**Task instructions**
Please restate the passage on space weapons between "Space used to" and "this new reality.", inclusive, substituting "tranquil domain" for "peaceful realm".

**Passage given**
**********

India’s ASAT system was tested in March 2019 and it destroyed its own spacecraft. It proudly proclaimed that it had joined the “elite club of space powers.” Other nations such as Iran, North Korea and Pakistan have demonstrated space-weapon capabilities or a desire to expand them.
Space used to be regarded as a peaceful realm until recent times. Many satellites like the GPS constellation were seen as too far from Earth and too expensive to strike. They are now within reach thanks to growing missile technology. Space Force, a uniformed new service created by the U.S. Military in 2019, is an example of this new reality.
And while the U.S.-Russian partnership in space traditionally transcended terrestrial political tensions, even during the Cold War, Russia’s unprovoked invasion into Ukraine has raised tensions between the two countries’ space programs. Dmitry Rogozin, head of Russia’s space program, has threatened to pull out of the International Space Station and stop supplying rocket engines to U.S. companies.
Todd Harrison, director of the Aerospace Security Project at the Center for Strategic and International Studies, said Washington is giving up very little by banning ASAT tests because the weapons “do more harm than good,” for the United States. “It also takes away a key talking point used by Russia and China to justify their continued development and testing of ASAT weapons,” he said. “This move puts the United States back in the position of leading by example. It demonstrates to our allies, partners, and adversaries alike that we take the sustainability of the space domain seriously and are willing to move first.”

**********

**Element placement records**

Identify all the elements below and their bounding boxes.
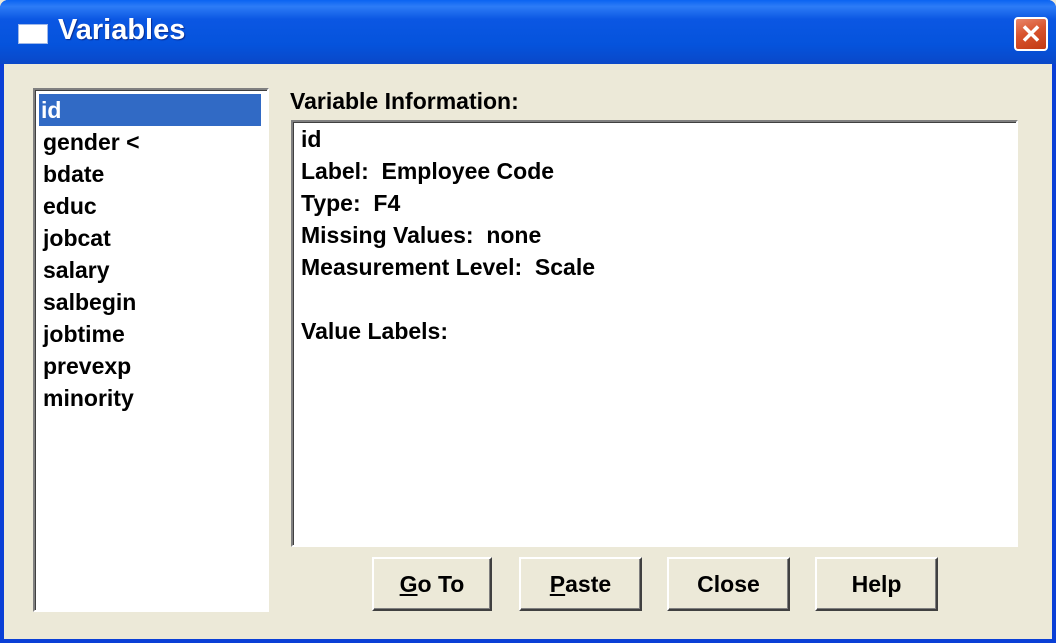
close-window-button[interactable]: ✕ [1014, 17, 1048, 51]
go-to-button[interactable]: Go To [372, 557, 492, 611]
list-item-salbegin[interactable]: salbegin [41, 286, 136, 318]
info-label-line: Label: Employee Code [301, 158, 555, 184]
info-value-labels-line: Value Labels: [301, 318, 449, 344]
list-item-bdate[interactable]: bdate [41, 158, 104, 190]
go-to-mnemonic: G [399, 571, 418, 597]
paste-mnemonic: P [549, 571, 566, 597]
help-button[interactable]: Help [815, 557, 938, 611]
list-item-minority[interactable]: minority [41, 382, 134, 414]
close-button[interactable]: Close [667, 557, 790, 611]
list-item-gender[interactable]: gender < [41, 126, 140, 158]
paste-button[interactable]: Paste [519, 557, 642, 611]
info-missing-values-line: Missing Values: none [301, 222, 542, 248]
list-item-educ[interactable]: educ [41, 190, 97, 222]
go-to-label: o To [417, 571, 465, 597]
list-item-jobtime[interactable]: jobtime [41, 318, 125, 350]
list-item-prevexp[interactable]: prevexp [41, 350, 131, 382]
close-icon: ✕ [1020, 19, 1042, 49]
info-measurement-level-line: Measurement Level: Scale [301, 254, 596, 280]
variable-list[interactable]: id gender < bdate educ jobcat salary sal… [33, 88, 269, 612]
info-variable-name: id [301, 126, 322, 152]
list-item-id[interactable]: id [39, 94, 261, 126]
list-item-salary[interactable]: salary [41, 254, 110, 286]
info-type-line: Type: F4 [301, 190, 401, 216]
title-bar[interactable]: Variables ✕ [0, 0, 1056, 64]
variable-information-box[interactable]: id Label: Employee Code Type: F4 Missing… [291, 120, 1018, 547]
window-title: Variables [58, 14, 186, 46]
list-item-jobcat[interactable]: jobcat [41, 222, 111, 254]
variable-information-label: Variable Information: [290, 88, 519, 114]
paste-label: aste [565, 571, 612, 597]
window-icon [18, 24, 48, 44]
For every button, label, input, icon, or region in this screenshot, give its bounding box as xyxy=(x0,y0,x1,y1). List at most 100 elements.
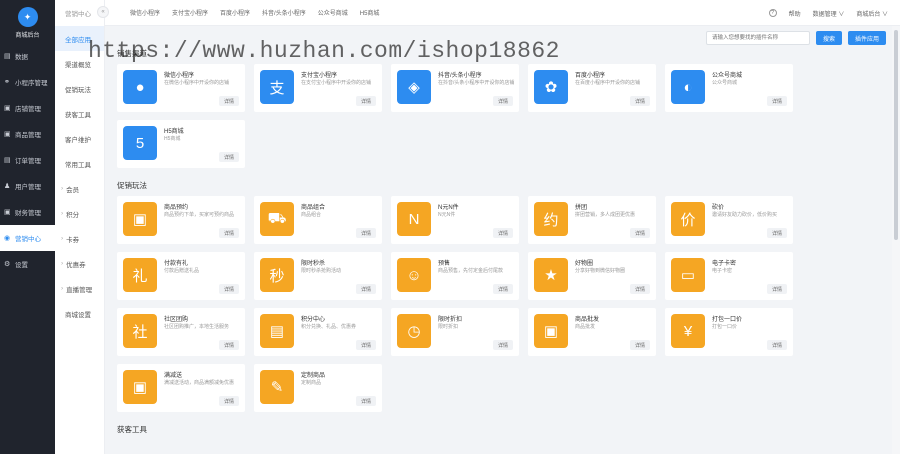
app-card[interactable]: ▣ 商品预约 商品预约下单，买家可预约商品 详情 xyxy=(117,196,245,244)
app-card[interactable]: ⛟ 商品组合 商品组合 详情 xyxy=(254,196,382,244)
app-card-desc: 打包一口价 xyxy=(712,324,738,330)
app-card[interactable]: 约 拼团 拼团营销，多人成团更优惠 详情 xyxy=(528,196,656,244)
detail-button[interactable]: 详情 xyxy=(629,340,650,350)
app-card[interactable]: 价 砍价 邀请好友助力砍价，低价购买 详情 xyxy=(665,196,793,244)
top-tab[interactable]: 微信小程序 xyxy=(130,8,160,17)
detail-button[interactable]: 详情 xyxy=(492,340,513,350)
detail-button[interactable]: 详情 xyxy=(355,228,376,238)
sub-nav-item[interactable]: › 会员 xyxy=(55,176,104,201)
nav-item-order[interactable]: ▤ 订单管理 xyxy=(0,147,55,173)
app-card[interactable]: ◷ 限时折扣 限时折扣 详情 xyxy=(391,308,519,356)
top-tab[interactable]: 公众号商城 xyxy=(318,8,348,17)
sub-nav-item[interactable]: 全部应用 xyxy=(55,26,104,51)
plugin-search-input[interactable] xyxy=(705,31,810,45)
app-card[interactable]: ☺ 预售 商品预售，先付定金后付尾款 详情 xyxy=(391,252,519,300)
nav-item-user[interactable]: ♟ 用户管理 xyxy=(0,173,55,199)
n-yuan-icon: N xyxy=(397,202,431,236)
app-card[interactable]: ✿ 百度小程序 在百度小程序中开设你的店铺 详情 xyxy=(528,64,656,112)
detail-button[interactable]: 详情 xyxy=(766,284,787,294)
main-sidebar: ✦ 商城后台 ▤ 数据 ⚭ 小程序管理 ▣ 店铺管理 ▣ 商品管理 ▤ 订单管理 ♟ 用户管理 ▣ 财务管… xyxy=(0,0,55,454)
card-key-icon: ▭ xyxy=(671,258,705,292)
detail-button[interactable]: 详情 xyxy=(218,228,239,238)
search-bar: 搜索 插件应用 xyxy=(705,31,886,45)
app-card[interactable]: 社 社区团购 社区团购推广，本地生活服务 详情 xyxy=(117,308,245,356)
data-management-menu[interactable]: 数据管理 ∨ xyxy=(813,9,845,18)
detail-button[interactable]: 详情 xyxy=(492,228,513,238)
sub-nav-label: 会员 xyxy=(66,186,80,194)
app-card[interactable]: 5 H5商城 H5商城 详情 xyxy=(117,120,245,168)
top-tab[interactable]: 支付宝小程序 xyxy=(172,8,208,17)
detail-button[interactable]: 详情 xyxy=(218,96,239,106)
nav-item-app[interactable]: ◉ 营销中心 xyxy=(0,225,55,251)
scrollbar[interactable] xyxy=(892,26,900,454)
sub-nav-label: 全部应用 xyxy=(65,36,91,44)
app-card[interactable]: ¥ 打包一口价 打包一口价 详情 xyxy=(665,308,793,356)
nav-item-settings[interactable]: ⚙ 设置 xyxy=(0,251,55,277)
detail-button[interactable]: 详情 xyxy=(766,340,787,350)
nav-item-finance[interactable]: ▣ 财务管理 xyxy=(0,199,55,225)
nav-item-link[interactable]: ⚭ 小程序管理 xyxy=(0,69,55,95)
detail-button[interactable]: 详情 xyxy=(492,96,513,106)
baidu-icon: ✿ xyxy=(534,70,568,104)
search-button[interactable]: 搜索 xyxy=(815,31,842,45)
sub-nav-item[interactable]: 客户维护 xyxy=(55,126,104,151)
app-card[interactable]: ◐ 公众号商城 公众号商城 详情 xyxy=(665,64,793,112)
sub-nav-item[interactable]: 渠道概览 xyxy=(55,51,104,76)
app-card[interactable]: ▣ 满减送 满减送活动，商品满额减免优惠 详情 xyxy=(117,364,245,412)
sub-nav-item[interactable]: 促销玩法 xyxy=(55,76,104,101)
sub-nav-item[interactable]: 获客工具 xyxy=(55,101,104,126)
bundle-price-icon: ¥ xyxy=(671,314,705,348)
app-card-name: 砍价 xyxy=(712,205,725,211)
sub-nav-label: 常用工具 xyxy=(65,161,91,169)
app-card[interactable]: ◈ 抖音/头条小程序 在抖音/头条小程序中开设你的店铺 详情 xyxy=(391,64,519,112)
detail-button[interactable]: 详情 xyxy=(355,396,376,406)
brand-name: 商城后台 xyxy=(15,33,40,39)
points-icon: ▤ xyxy=(260,314,294,348)
chevron-right-icon: › xyxy=(61,260,64,267)
detail-button[interactable]: 详情 xyxy=(629,284,650,294)
detail-button[interactable]: 详情 xyxy=(355,284,376,294)
app-card[interactable]: ▣ 商品批发 商品批发 详情 xyxy=(528,308,656,356)
nav-item-goods[interactable]: ▣ 商品管理 xyxy=(0,121,55,147)
detail-button[interactable]: 详情 xyxy=(629,228,650,238)
app-card[interactable]: 支 支付宝小程序 在支付宝小程序中开设你的店铺 详情 xyxy=(254,64,382,112)
app-card[interactable]: ★ 好物圈 分享好物到微信好物圈 详情 xyxy=(528,252,656,300)
scrollbar-thumb[interactable] xyxy=(894,30,898,240)
detail-button[interactable]: 详情 xyxy=(218,284,239,294)
admin-menu[interactable]: 商城后台 ∨ xyxy=(856,9,888,18)
top-tab[interactable]: H5商城 xyxy=(360,8,380,17)
detail-button[interactable]: 详情 xyxy=(766,96,787,106)
sub-nav-item[interactable]: › 卡券 xyxy=(55,226,104,251)
collapse-icon[interactable]: « xyxy=(97,6,109,18)
app-card[interactable]: ▤ 积分中心 积分兑换、礼品、优惠券 详情 xyxy=(254,308,382,356)
detail-button[interactable]: 详情 xyxy=(355,96,376,106)
detail-button[interactable]: 详情 xyxy=(766,228,787,238)
sub-nav-item[interactable]: 商城设置 xyxy=(55,301,104,326)
top-tab[interactable]: 百度小程序 xyxy=(220,8,250,17)
nav-item-label: 财务管理 xyxy=(15,210,41,217)
help-link[interactable]: 帮助 xyxy=(789,9,801,18)
sub-nav-item[interactable]: › 优惠券 xyxy=(55,251,104,276)
app-card-desc: 商品预售，先付定金后付尾款 xyxy=(438,268,504,274)
nav-item-shop[interactable]: ▣ 店铺管理 xyxy=(0,95,55,121)
help-icon[interactable]: ? xyxy=(768,9,777,17)
app-card[interactable]: ▭ 电子卡密 电子卡密 详情 xyxy=(665,252,793,300)
create-plugin-button[interactable]: 插件应用 xyxy=(847,31,886,45)
detail-button[interactable]: 详情 xyxy=(218,152,239,162)
app-card[interactable]: ● 微信小程序 在微信小程序中开设你的店铺 详情 xyxy=(117,64,245,112)
app-card[interactable]: 秒 限时秒杀 限时秒杀抢购活动 详情 xyxy=(254,252,382,300)
detail-button[interactable]: 详情 xyxy=(629,96,650,106)
app-card[interactable]: ✎ 定制商品 定制商品 详情 xyxy=(254,364,382,412)
app-card[interactable]: N N元N件 N元N件 详情 xyxy=(391,196,519,244)
nav-item-chart[interactable]: ▤ 数据 xyxy=(0,43,55,69)
sub-nav-item[interactable]: › 积分 xyxy=(55,201,104,226)
sub-nav-item[interactable]: › 直播管理 xyxy=(55,276,104,301)
detail-button[interactable]: 详情 xyxy=(218,340,239,350)
detail-button[interactable]: 详情 xyxy=(492,284,513,294)
top-tab[interactable]: 抖音/头条小程序 xyxy=(262,8,306,17)
sub-nav-item[interactable]: 常用工具 xyxy=(55,151,104,176)
detail-button[interactable]: 详情 xyxy=(355,340,376,350)
app-card-name: 百度小程序 xyxy=(575,73,606,79)
app-card[interactable]: 礼 付款有礼 付款后赠送礼品 详情 xyxy=(117,252,245,300)
detail-button[interactable]: 详情 xyxy=(218,396,239,406)
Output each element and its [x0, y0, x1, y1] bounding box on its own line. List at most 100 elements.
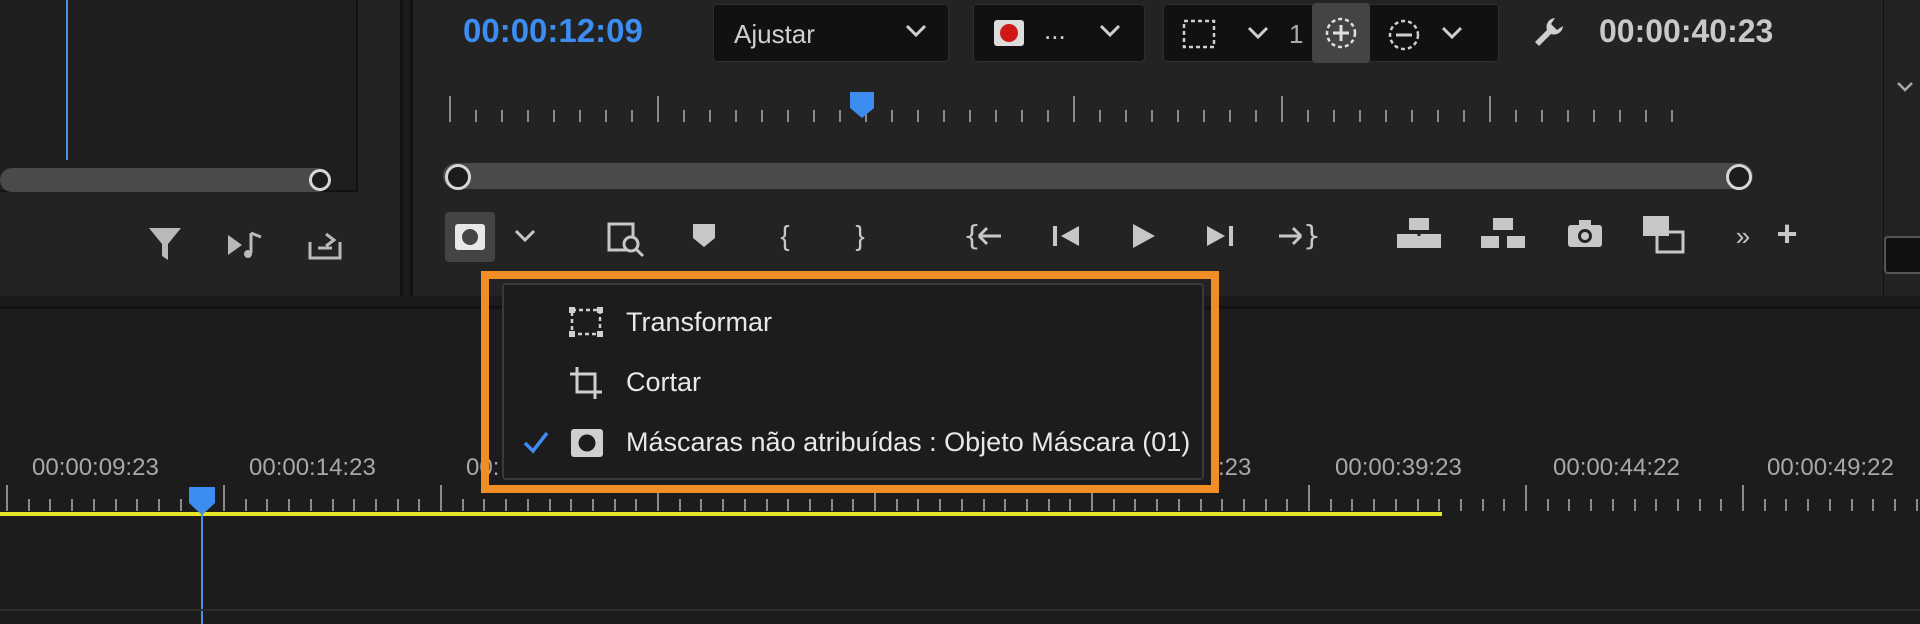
ruler-tick [579, 110, 581, 122]
ruler-tick [1655, 499, 1658, 511]
ruler-tick [449, 96, 451, 122]
export-frame-camera-icon[interactable] [1565, 216, 1605, 257]
add-marker-icon[interactable] [689, 220, 719, 255]
current-timecode[interactable]: 00:00:12:09 [463, 12, 643, 50]
source-zoom-scrollbar[interactable] [0, 168, 330, 192]
ruler-tick [1004, 499, 1007, 511]
ruler-tick [722, 499, 725, 511]
mark-in-icon[interactable]: { [763, 214, 807, 258]
program-zoom-scrollbar[interactable] [443, 163, 1753, 189]
right-panel-field[interactable] [1884, 236, 1920, 274]
ruler-tick [787, 110, 789, 122]
add-mask-point-button[interactable] [1312, 3, 1370, 63]
ruler-tick [1515, 110, 1517, 122]
ruler-tick [635, 499, 638, 511]
ruler-tick [526, 499, 529, 511]
playback-resolution-dropdown[interactable]: ... [973, 4, 1145, 62]
ruler-tick [1671, 110, 1673, 122]
settings-wrench-icon[interactable] [1531, 14, 1567, 55]
extract-icon[interactable] [1479, 214, 1527, 259]
ruler-tick [1221, 499, 1224, 511]
ruler-tick [1255, 110, 1257, 122]
chevron-down-icon [1098, 23, 1122, 44]
ruler-tick [1568, 499, 1571, 511]
ruler-tick [309, 499, 312, 511]
source-scroll-handle[interactable] [309, 169, 331, 191]
chevron-down-icon[interactable] [1246, 25, 1270, 46]
ruler-tick [1021, 110, 1023, 122]
ruler-tick [71, 499, 74, 511]
timeline-playhead-line [201, 509, 203, 624]
scroll-handle-left[interactable] [445, 164, 471, 190]
ruler-tick [813, 110, 815, 122]
scroll-handle-right[interactable] [1726, 164, 1752, 190]
ruler-label: :23 [1218, 454, 1252, 481]
comparison-frames-icon[interactable] [1639, 210, 1687, 261]
ruler-tick [1125, 110, 1127, 122]
ruler-tick [553, 110, 555, 122]
ruler-tick [1503, 499, 1506, 511]
ruler-tick [895, 499, 898, 511]
play-icon[interactable] [1127, 220, 1159, 257]
ruler-tick [244, 499, 247, 511]
ruler-tick [1069, 499, 1072, 511]
ruler-tick [709, 110, 711, 122]
go-to-in-icon[interactable]: { [963, 218, 1007, 259]
ruler-tick [631, 110, 633, 122]
right-panel-edge [1884, 0, 1920, 296]
ruler-tick [1134, 499, 1137, 511]
button-editor-add-icon[interactable]: + [1765, 212, 1809, 256]
remove-mask-point-icon[interactable] [1386, 17, 1422, 58]
step-back-icon[interactable] [1049, 220, 1085, 257]
insert-audio-icon[interactable] [225, 225, 269, 265]
fit-dropdown[interactable]: Ajustar [713, 4, 949, 62]
ruler-tick [1177, 110, 1179, 122]
step-forward-icon[interactable] [1201, 220, 1237, 257]
lift-icon[interactable] [1395, 214, 1443, 259]
ruler-tick [353, 499, 356, 511]
filter-icon[interactable] [145, 222, 185, 266]
ruler-tick [735, 110, 737, 122]
ruler-tick [331, 499, 334, 511]
ruler-tick [1264, 499, 1267, 511]
ruler-tick [1177, 499, 1180, 511]
ruler-tick [969, 110, 971, 122]
ruler-tick [1619, 110, 1621, 122]
export-frame-icon[interactable] [306, 226, 346, 266]
ruler-tick [808, 499, 811, 511]
mask-toggle-button[interactable] [445, 212, 495, 262]
comparison-view-icon[interactable] [603, 216, 647, 265]
ruler-tick [1242, 499, 1245, 511]
ruler-tick [179, 499, 182, 511]
ruler-tick [1281, 96, 1283, 122]
overflow-chevrons-icon[interactable]: » [1721, 214, 1765, 258]
ruler-tick [1416, 499, 1419, 511]
ruler-tick [1359, 110, 1361, 122]
ruler-tick [765, 499, 768, 511]
ruler-tick [1481, 499, 1484, 511]
mark-out-icon[interactable]: } [838, 214, 882, 258]
ruler-label: 00:00:49:22 [1767, 454, 1894, 481]
selection-marquee-icon[interactable] [1182, 19, 1216, 54]
ruler-tick [1203, 110, 1205, 122]
program-time-ruler[interactable] [443, 90, 1693, 130]
ruler-tick [1047, 499, 1050, 511]
ruler-tick [1590, 499, 1593, 511]
ruler-tick [1329, 499, 1332, 511]
ruler-tick [223, 485, 225, 511]
ruler-tick [1307, 110, 1309, 122]
ruler-tick [501, 110, 503, 122]
panel-menu-chevron-icon[interactable] [1896, 80, 1914, 99]
ruler-tick [613, 499, 616, 511]
ruler-tick [1394, 499, 1397, 511]
svg-text:{: { [963, 219, 981, 252]
ruler-tick [1828, 499, 1831, 511]
program-monitor-panel: 00:00:12:09 Ajustar ... 1 00:00:40:23 {… [410, 0, 1886, 296]
ruler-tick [49, 499, 52, 511]
ruler-tick [1676, 499, 1679, 511]
program-playhead[interactable] [848, 90, 876, 125]
chevron-down-icon[interactable] [1440, 25, 1464, 46]
go-to-out-icon[interactable]: } [1275, 218, 1321, 259]
ruler-tick [761, 110, 763, 122]
chevron-down-icon[interactable] [513, 228, 537, 249]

**********

**Answer to the problem**
Space used to be regarded as a tranquil domain until recent times. Many satellites like the GPS constellation were seen as too far from Earth and too expensive to strike. They are now within reach thanks to growing missile technology. Space Force, a uniformed new service created by the U.S. Military in 2019, is an example of this new reality.